All of the records listed below should be retyped exactly.

#### [Records for this task]
=-=-=-=-=
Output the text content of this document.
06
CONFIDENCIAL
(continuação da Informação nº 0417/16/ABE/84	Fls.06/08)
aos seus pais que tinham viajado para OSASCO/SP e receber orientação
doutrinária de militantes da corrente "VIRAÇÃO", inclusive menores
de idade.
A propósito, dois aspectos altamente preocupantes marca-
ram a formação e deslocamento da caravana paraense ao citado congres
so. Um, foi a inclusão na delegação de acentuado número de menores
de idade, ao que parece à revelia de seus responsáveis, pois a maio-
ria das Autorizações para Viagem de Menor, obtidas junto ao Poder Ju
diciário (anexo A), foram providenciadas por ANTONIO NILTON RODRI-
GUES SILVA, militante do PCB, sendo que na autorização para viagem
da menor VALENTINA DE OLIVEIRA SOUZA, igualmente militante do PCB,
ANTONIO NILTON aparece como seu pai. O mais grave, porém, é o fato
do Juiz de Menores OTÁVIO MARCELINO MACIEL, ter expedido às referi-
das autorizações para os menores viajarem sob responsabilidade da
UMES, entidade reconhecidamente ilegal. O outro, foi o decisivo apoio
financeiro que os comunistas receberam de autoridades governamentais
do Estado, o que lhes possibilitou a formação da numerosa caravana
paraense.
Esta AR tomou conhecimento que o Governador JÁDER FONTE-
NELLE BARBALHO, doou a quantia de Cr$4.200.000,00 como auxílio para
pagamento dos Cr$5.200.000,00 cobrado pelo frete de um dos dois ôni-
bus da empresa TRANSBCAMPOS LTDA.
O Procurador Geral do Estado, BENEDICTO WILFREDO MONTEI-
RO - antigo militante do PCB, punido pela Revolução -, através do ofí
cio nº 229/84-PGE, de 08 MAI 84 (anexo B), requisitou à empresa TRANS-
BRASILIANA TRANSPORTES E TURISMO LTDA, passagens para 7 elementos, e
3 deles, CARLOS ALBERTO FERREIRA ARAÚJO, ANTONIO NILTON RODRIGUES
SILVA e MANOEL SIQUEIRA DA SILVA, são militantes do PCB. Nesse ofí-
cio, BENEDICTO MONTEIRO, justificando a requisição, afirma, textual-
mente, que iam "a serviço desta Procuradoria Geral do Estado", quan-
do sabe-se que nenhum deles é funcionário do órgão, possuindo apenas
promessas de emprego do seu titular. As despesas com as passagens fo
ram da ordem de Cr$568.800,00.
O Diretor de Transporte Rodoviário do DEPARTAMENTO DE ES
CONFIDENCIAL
=-=-=-=-=
#### [Exercise response]
Output the text content of this document.
06
CONFIDENCIAL
(continuação da Informação nº 0417/16/ABE/84	Fls.06/08)
aos seus pais que tinham viajado para OSASCO/SP e receber orientação
doutrinária de militantes da corrente "VIRAÇÃO", inclusive menores
de idade.
A propósito, dois aspectos altamente preocupantes marca-
ram a formação e deslocamento da caravana paraense ao citado congres
so. Um, foi a inclusão na delegação de acentuado número de menores
de idade, ao que parece à revelia de seus responsáveis, pois a maio-
ria das Autorizações para Viagem de Menor, obtidas junto ao Poder Ju
diciário (anexo A), foram providenciadas por ANTONIO NILTON RODRI-
GUES SILVA, militante do PCB, sendo que na autorização para viagem
da menor VALENTINA DE OLIVEIRA SOUZA, igualmente militante do PCB,
ANTONIO NILTON aparece como seu pai. O mais grave, porém, é o fato
do Juiz de Menores OTÁVIO MARCELINO MACIEL, ter expedido às referi-
das autorizações para os menores viajarem sob responsabilidade da
UMES, entidade reconhecidamente ilegal. O outro, foi o decisivo apoio
financeiro que os comunistas receberam de autoridades governamentais
do Estado, o que lhes possibilitou a formação da numerosa caravana
paraense.
Esta AR tomou conhecimento que o Governador JÁDER FONTE-
NELLE BARBALHO, doou a quantia de Cr$4.200.000,00 como auxílio para
pagamento dos Cr$5.200.000,00 cobrado pelo frete de um dos dois ôni-
bus da empresa TRANSBCAMPOS LTDA.
O Procurador Geral do Estado, BENEDICTO WILFREDO MONTEI-
RO - antigo militante do PCB, punido pela Revolução -, através do ofí
cio nº 229/84-PGE, de 08 MAI 84 (anexo B), requisitou à empresa TRANS-
BRASILIANA TRANSPORTES E TURISMO LTDA, passagens para 7 elementos, e
3 deles, CARLOS ALBERTO FERREIRA ARAÚJO, ANTONIO NILTON RODRIGUES
SILVA e MANOEL SIQUEIRA DA SILVA, são militantes do PCB. Nesse ofí-
cio, BENEDICTO MONTEIRO, justificando a requisição, afirma, textual-
mente, que iam "a serviço desta Procuradoria Geral do Estado", quan-
do sabe-se que nenhum deles é funcionário do órgão, possuindo apenas
promessas de emprego do seu titular. As despesas com as passagens fo
ram da ordem de Cr$568.800,00.
O Diretor de Transporte Rodoviário do DEPARTAMENTO DE ES
CONFIDENCIAL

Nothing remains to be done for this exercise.